## About this task
Going through the entries below, copy out each line that contains "såsom".

Transcript entries for document pages
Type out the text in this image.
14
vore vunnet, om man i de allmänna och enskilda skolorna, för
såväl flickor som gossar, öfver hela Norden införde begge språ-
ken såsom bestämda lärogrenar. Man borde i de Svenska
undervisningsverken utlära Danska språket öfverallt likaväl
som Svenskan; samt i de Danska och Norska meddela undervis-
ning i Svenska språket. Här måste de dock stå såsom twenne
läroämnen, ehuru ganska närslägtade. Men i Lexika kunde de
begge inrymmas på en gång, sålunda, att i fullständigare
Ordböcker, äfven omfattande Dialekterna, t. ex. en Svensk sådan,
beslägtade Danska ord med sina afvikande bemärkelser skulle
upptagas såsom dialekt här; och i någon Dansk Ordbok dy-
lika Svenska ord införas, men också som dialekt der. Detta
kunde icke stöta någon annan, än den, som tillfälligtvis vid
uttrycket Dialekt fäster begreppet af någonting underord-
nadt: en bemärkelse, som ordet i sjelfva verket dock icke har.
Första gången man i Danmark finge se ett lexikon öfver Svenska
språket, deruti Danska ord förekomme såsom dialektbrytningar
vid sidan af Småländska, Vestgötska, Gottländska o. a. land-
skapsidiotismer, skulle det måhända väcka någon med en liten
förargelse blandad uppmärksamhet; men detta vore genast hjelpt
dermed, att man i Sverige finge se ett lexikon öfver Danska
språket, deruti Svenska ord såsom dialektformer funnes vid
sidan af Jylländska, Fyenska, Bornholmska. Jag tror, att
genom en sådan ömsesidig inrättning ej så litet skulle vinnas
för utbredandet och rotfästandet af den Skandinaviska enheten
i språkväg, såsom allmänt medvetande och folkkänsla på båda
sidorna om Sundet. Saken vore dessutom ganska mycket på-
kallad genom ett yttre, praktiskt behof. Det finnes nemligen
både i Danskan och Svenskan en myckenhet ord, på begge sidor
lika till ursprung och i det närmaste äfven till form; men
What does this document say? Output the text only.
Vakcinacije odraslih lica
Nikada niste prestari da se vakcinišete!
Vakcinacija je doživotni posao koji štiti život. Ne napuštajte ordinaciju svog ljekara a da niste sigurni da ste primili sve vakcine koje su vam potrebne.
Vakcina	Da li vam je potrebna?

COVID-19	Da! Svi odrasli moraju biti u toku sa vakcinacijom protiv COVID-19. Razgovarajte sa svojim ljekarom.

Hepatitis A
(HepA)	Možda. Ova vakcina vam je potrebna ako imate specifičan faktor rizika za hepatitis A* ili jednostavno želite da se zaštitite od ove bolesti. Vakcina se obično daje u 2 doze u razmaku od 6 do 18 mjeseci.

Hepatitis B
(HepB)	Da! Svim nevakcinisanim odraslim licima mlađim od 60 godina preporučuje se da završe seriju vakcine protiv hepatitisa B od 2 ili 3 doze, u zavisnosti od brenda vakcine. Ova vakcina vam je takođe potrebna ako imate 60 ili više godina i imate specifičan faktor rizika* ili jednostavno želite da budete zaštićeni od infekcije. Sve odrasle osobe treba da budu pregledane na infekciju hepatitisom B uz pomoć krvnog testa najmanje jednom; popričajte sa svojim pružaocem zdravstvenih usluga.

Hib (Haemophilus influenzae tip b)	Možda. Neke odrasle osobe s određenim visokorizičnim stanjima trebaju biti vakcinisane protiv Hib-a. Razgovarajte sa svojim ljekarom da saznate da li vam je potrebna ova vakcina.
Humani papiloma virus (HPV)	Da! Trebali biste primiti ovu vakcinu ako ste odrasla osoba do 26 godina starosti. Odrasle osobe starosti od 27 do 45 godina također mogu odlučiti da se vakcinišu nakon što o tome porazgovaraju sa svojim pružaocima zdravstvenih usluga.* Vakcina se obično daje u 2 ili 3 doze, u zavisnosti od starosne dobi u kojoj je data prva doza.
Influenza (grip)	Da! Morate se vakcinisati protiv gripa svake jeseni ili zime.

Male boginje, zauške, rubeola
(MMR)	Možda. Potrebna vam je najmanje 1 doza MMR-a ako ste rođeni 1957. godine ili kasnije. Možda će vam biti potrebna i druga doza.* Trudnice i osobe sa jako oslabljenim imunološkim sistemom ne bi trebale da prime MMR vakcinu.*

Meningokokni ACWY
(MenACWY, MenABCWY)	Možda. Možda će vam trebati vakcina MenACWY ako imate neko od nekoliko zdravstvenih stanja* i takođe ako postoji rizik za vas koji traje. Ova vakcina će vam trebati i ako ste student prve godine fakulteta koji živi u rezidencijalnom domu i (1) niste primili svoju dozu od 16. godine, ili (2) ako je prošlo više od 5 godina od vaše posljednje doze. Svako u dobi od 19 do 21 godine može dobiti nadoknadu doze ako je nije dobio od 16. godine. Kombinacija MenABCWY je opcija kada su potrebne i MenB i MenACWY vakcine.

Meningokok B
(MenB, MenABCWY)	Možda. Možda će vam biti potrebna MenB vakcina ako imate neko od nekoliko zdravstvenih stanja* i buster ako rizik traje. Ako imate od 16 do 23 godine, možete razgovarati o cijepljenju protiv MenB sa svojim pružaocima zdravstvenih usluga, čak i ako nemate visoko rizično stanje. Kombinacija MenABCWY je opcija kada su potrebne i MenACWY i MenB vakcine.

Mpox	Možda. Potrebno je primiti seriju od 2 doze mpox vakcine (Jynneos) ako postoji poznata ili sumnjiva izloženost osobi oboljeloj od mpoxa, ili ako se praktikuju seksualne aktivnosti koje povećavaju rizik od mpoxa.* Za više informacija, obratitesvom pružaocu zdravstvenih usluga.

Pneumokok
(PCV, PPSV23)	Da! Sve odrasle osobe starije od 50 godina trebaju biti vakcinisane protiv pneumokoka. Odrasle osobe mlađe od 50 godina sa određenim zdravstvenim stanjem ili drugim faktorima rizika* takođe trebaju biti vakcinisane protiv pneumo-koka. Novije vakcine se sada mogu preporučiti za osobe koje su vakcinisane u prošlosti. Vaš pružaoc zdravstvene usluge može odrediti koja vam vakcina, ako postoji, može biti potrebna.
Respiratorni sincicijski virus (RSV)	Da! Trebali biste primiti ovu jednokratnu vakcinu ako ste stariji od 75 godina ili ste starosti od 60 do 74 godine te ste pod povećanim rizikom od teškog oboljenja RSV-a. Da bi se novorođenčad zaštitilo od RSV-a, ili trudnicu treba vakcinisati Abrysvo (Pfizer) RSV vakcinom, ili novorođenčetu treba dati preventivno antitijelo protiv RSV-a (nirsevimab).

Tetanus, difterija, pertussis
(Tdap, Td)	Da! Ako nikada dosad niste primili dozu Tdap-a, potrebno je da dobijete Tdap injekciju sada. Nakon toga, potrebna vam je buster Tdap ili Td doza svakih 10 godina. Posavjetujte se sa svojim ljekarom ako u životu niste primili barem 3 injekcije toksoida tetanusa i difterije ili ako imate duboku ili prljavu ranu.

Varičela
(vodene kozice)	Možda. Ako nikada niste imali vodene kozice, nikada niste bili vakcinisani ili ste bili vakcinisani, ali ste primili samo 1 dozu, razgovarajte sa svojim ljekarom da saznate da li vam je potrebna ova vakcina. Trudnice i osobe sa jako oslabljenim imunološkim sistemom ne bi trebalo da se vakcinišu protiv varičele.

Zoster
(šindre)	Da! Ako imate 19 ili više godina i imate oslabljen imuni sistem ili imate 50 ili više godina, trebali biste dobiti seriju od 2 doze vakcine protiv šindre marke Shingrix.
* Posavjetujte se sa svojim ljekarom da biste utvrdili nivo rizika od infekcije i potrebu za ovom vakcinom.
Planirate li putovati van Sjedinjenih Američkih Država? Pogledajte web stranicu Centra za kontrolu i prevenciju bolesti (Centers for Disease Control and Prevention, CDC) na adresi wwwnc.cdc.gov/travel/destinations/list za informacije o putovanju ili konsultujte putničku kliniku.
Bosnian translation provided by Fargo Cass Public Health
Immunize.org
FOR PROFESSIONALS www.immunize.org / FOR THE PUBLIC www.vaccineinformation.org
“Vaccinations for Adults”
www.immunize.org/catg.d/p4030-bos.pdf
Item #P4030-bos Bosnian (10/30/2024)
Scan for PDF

## Solution
ken såsom bestämda lärogrenar. Man borde i de Svenska
ning i Svenska språket. Här måste de dock stå såsom twenne
upptagas såsom dialekt här; och i någon Dansk Ordbok dy-
språket, deruti Danska ord förekomme såsom dialektbrytningar
språket, deruti Svenska ord såsom dialektformer funnes vid
i språkväg, såsom allmänt medvetande och folkkänsla på båda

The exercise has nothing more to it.